▶ Problem details
Among the lines listed below, count those that include the string "name", and state only the count.

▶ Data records
----

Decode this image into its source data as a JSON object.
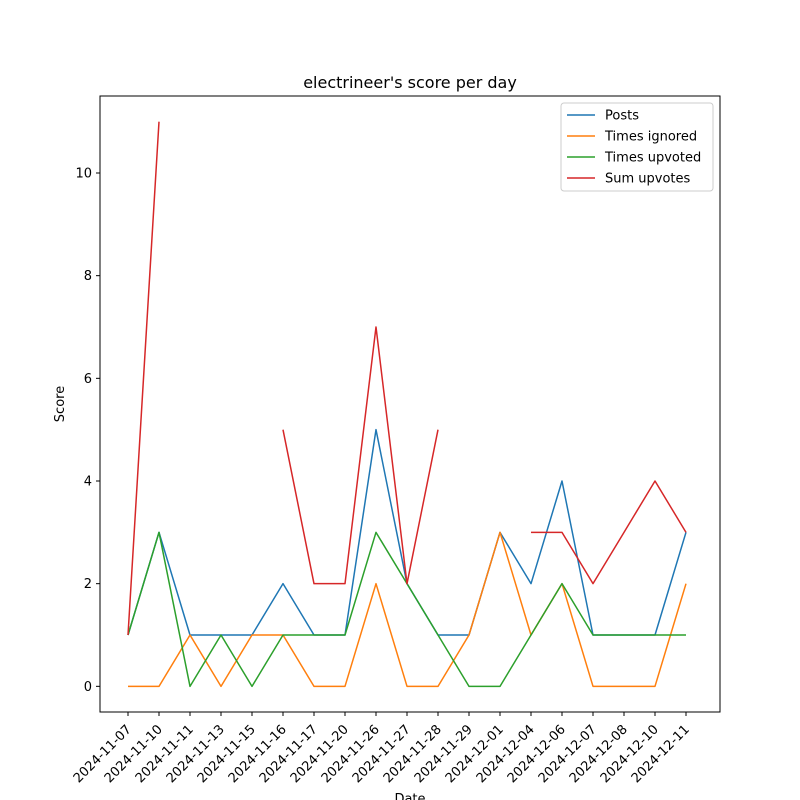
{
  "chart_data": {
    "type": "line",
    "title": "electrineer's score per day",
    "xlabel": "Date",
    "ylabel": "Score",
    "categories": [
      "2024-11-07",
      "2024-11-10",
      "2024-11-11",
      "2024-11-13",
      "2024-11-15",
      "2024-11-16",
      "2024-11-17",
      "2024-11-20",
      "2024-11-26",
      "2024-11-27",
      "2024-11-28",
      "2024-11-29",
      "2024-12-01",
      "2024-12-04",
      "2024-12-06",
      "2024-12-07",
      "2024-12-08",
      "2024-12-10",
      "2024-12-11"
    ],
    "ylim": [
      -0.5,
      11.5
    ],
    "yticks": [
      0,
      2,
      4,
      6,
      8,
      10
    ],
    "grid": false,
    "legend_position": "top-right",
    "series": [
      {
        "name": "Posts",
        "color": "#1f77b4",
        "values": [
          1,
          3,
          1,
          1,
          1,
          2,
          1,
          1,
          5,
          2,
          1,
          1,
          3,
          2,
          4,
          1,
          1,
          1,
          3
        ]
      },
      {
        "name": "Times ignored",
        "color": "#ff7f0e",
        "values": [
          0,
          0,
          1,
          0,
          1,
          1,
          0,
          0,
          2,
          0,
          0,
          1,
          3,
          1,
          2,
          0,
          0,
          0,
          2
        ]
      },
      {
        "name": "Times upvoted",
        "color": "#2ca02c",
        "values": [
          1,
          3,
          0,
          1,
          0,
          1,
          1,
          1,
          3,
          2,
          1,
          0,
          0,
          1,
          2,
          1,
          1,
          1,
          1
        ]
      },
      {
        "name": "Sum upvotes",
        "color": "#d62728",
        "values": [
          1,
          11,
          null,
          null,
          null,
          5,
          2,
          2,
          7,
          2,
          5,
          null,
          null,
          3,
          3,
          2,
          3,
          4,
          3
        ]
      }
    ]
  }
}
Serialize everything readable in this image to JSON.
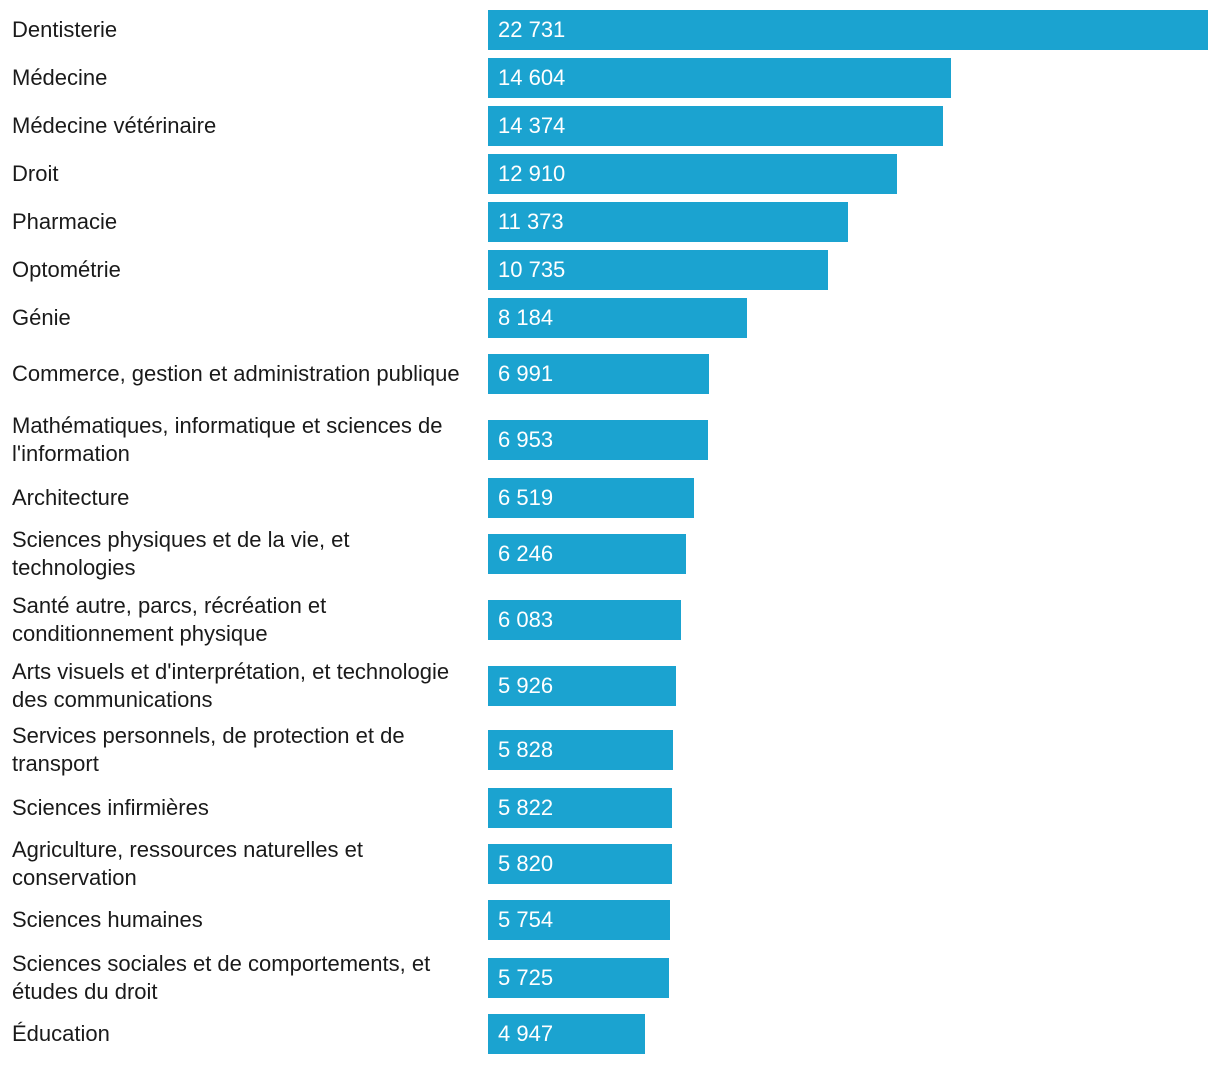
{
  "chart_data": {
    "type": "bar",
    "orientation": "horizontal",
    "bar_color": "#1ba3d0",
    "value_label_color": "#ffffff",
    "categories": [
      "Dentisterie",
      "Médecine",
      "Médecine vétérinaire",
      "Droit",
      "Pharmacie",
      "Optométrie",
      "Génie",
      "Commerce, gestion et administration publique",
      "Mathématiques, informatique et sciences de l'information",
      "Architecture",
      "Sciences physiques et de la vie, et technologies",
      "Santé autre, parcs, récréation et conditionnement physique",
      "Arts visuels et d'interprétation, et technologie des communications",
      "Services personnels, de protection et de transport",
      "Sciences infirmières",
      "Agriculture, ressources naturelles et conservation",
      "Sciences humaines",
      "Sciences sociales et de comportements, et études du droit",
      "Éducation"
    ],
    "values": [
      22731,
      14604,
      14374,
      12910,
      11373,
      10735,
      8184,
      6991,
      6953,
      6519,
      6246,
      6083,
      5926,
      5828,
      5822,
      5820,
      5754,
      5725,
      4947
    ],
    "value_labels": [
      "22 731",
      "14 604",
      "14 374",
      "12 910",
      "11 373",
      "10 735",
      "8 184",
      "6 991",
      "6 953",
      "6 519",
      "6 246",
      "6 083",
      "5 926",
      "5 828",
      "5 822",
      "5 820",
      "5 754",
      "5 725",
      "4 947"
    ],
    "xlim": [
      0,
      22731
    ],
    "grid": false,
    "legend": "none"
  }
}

----

▶ Response to this exercise
4